It returns translation results for one or more target URLs using the corresponding domain configurations defined by Web2Cit collaborators, as available from the Web2Cit storage repository on Meta-Wiki.

How to use

Enter a target URL on the Web2Cit server's homepage and click "Extract" to get the translation summary page.

The simplest way to use the translation server is going to its home page (https://web2cit.toolforge.org/) and entering a target URL one would like to get translation results for. Alternatively, just go to https://web2cit.toolforge.org/<YourTargetURL>. This is an alias of https://web2cit.toolforge.org/translate?tests=true&url=<YourTargetURL> (see URL query string parameters below).

Alternatively, just click on the "Web2Cit" link beneath the citation results on Wikipedia.

If you have the Web2Cit user script installed, the translation summary for a target webpage may also be opened from Wikipedia, by clicking the "Web2Cit" link that appears beneath the citation results on the "Add a citation" dialog.

Note that the translation summary returned also includes the translation results as embedded metadata. Therefore, you can use this URL in the unmodified Wikipedia's automatic citation generator (i.e., without the Web2Cit user script installed), or with other tools relying on Zotero translators, such as Zotero browser connectors and ZoteroBib.

Sandbox configurations

Configuration files may be saved to a personal sandbox storage to experiment with them without affecting all Web2Cit users (see the Editing documentation to learn how to do this using the JSON editor).

To instruct the Web2Cit server to use configuration files from your personal sandbox, on the translation summary page enter your Wikimedia username in the field next to "Switch to sandbox configuration:" and click on "Switch". This will use configuration files under User:<YourUserName>/Web2Cit/data/ on Meta-Wiki.
════════════════
Continue the documentation on the Web2Cit translation server from the point where it ends.

◆ **Given information**:
════════════════
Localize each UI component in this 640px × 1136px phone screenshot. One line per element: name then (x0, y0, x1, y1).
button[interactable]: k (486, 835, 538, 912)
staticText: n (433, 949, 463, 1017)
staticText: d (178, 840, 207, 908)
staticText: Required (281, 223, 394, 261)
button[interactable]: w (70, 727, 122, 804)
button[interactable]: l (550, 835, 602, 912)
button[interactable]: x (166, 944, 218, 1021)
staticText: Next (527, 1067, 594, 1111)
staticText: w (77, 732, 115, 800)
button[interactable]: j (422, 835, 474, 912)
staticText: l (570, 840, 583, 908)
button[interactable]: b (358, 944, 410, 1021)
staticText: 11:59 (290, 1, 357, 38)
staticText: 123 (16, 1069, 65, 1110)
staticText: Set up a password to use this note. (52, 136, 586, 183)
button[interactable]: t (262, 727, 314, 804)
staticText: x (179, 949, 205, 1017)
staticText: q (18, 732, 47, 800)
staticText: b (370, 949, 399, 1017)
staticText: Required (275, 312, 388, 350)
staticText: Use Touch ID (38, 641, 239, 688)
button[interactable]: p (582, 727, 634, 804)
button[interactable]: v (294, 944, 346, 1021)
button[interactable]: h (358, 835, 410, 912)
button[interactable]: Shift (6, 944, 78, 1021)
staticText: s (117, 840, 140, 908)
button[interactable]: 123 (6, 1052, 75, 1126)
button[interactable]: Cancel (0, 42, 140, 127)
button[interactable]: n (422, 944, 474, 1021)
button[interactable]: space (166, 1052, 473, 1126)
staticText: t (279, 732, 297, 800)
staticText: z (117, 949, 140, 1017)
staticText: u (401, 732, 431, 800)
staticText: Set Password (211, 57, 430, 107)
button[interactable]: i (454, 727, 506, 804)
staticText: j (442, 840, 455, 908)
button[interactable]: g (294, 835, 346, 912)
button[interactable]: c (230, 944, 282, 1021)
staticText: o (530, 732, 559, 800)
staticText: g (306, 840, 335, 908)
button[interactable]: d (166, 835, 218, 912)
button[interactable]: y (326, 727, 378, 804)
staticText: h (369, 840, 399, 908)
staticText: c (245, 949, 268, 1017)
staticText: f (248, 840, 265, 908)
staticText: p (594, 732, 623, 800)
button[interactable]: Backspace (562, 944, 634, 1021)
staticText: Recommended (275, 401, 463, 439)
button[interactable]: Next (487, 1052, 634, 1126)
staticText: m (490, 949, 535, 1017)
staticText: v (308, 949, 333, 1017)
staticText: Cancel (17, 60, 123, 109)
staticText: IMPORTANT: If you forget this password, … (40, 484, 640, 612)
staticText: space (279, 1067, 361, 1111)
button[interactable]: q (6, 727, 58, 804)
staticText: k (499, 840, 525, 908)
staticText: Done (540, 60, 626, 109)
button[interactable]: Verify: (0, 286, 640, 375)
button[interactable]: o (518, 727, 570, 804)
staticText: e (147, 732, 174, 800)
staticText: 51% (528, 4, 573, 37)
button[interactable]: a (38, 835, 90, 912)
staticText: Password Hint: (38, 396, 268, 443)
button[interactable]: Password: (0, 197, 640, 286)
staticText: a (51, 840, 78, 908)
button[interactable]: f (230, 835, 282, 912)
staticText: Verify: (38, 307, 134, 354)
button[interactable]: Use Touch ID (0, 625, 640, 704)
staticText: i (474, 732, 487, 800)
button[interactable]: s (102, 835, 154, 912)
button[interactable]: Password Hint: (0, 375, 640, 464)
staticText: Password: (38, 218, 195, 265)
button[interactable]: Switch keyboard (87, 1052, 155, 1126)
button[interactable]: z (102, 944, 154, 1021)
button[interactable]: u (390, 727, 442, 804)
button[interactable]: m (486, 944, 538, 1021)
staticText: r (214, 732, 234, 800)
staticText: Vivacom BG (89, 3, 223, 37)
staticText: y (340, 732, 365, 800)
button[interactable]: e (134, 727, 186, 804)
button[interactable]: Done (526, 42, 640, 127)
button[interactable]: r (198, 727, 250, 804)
════════════════
◆ **Result of the exercise**:
Alternatively, you may just go to https://web2cit.toolforge.org/sandbox/<YourUserName>/<YourTargetURL>.[Note 1] This is an alias of https://web2cit.toolforge.org/translate?tests=true&sandbox=<YourUserName>&url=<YourTargetURL> (see URL query string parameters section below).

Debugging

Additional debugging information may be included for each translation target, that may help understand why translation may not have worked as expected.

To do so, you may simply click the "Enable debugging" at the bottom of the translation summary page.

Alternatively, you may go to https://web2cit.toolforge.org/debug/<YourTargetURL>.[Note 1] This is an alias of https://web2cit.toolforge.org/translate?tests=true&debug=true&url=<YourTargetURL> (see URL query string parameters section below).

Debugging information

The debugging information includes:

  • config: The revision ID of the configuration files (patterns.json and templates.json) used from Meta, or whether they are missing or corrupt (in which case the catch-all pattern and fallback template will be used by default.
  • pattern: The URL path pattern group to which the target webpage belongs (with ** being the catch-all pattern), and which in turn determines which translation templates have been tried.
  • templates: A list of translation templates tried, until the first one applicable for the target webpage.

For each template:

  • path: the path to the template webpage on which it is based (or undefined for the fallback template);
  • applicable: whether the template is applicable for the target webpage or not (note that outputs from non-applicable templates are not included in the results);
  • fields: a list of template fields (see below).

For each template field:

  • name: the field's name (itemType, title, etc; see Fields documentation);
  • isArray: whether the field expects a single value (false) or a list of values (true);
  • pattern: the pattern that all output values must follow for the field output to be valid;
  • required: whether it is a required field or not (note that the output of all required fields must be valid for the template to be applicable);
  • procedures: a list of translation procedures (see below);
  • output: the field output, which is a combination of all procedure outputs;
  • valid: whether the field output is valid or not (again, note that the output of all required fields must be valid for the template to be applicable);
  • applicable: whether the template field is applicable for the target webpage (i.e., either not required, or required AND valid).

For each translation procedure:

  • selection: A selection object, including:
    • steps: a list of selection steps (see below);
    • output: the overall selection output, which is a combination of all selection step outputs.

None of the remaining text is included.